Start of Data supplied

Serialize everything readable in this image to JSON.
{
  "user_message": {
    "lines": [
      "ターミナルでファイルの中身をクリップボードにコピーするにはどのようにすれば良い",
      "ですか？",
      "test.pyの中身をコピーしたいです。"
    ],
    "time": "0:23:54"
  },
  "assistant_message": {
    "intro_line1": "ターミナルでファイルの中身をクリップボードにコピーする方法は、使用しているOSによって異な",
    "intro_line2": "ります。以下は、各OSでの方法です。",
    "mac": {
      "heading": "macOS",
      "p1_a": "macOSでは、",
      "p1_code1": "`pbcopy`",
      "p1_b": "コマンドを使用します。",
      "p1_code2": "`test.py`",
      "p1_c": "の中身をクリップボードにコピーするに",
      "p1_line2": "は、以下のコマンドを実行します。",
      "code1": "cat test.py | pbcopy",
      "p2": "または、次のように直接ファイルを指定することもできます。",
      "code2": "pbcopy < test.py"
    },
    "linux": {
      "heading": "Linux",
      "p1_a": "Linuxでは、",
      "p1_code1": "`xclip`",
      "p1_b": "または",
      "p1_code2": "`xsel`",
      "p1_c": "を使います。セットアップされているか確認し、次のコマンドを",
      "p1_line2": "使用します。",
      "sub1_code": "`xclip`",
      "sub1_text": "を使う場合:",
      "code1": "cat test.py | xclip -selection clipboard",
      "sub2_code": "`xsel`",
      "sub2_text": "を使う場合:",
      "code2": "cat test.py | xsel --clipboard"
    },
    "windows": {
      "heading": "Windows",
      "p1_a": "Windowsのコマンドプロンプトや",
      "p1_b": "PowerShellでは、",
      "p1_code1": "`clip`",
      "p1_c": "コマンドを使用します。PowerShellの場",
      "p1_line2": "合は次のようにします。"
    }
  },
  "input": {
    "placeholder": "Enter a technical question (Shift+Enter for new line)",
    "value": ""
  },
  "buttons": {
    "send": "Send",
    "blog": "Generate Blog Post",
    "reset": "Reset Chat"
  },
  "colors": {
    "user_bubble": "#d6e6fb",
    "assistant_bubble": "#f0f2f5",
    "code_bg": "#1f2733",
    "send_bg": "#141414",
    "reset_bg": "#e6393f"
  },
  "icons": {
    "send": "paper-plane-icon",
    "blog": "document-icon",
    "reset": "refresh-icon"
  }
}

End of Data supplied

What is required
Find the lines containing "xclip" and list every one of them.

Task answer
      "p1_code1": "`xclip`",
      "sub1_code": "`xclip`",
      "code1": "cat test.py | xclip -selection clipboard",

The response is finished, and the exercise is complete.